-- Data to use start --
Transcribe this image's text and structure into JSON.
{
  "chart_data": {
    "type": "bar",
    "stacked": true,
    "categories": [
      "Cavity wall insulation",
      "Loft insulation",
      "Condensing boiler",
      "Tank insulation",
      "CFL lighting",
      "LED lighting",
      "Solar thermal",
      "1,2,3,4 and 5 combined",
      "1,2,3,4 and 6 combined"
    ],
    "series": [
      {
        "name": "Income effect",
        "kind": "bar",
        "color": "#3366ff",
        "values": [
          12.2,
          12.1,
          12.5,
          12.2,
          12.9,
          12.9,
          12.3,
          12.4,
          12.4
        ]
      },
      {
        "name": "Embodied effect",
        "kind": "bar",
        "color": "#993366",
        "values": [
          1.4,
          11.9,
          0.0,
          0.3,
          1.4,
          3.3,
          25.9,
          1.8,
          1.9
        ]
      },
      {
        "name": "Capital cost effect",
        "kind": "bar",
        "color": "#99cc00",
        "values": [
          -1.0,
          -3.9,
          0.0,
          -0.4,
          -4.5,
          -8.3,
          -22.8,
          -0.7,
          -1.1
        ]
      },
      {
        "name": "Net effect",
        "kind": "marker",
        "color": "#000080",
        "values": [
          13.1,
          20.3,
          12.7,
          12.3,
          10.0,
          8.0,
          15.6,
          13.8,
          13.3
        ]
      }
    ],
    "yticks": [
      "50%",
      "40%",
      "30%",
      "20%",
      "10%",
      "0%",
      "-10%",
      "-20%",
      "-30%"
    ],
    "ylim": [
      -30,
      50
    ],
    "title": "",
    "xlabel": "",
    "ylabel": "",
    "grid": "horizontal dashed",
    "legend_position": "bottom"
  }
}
-- Data to use end --
What to produce: Copy out each line of the records where the string "color" appears.

Reply to the task:
        "color": "#3366ff",
        "color": "#993366",
        "color": "#99cc00",
        "color": "#000080",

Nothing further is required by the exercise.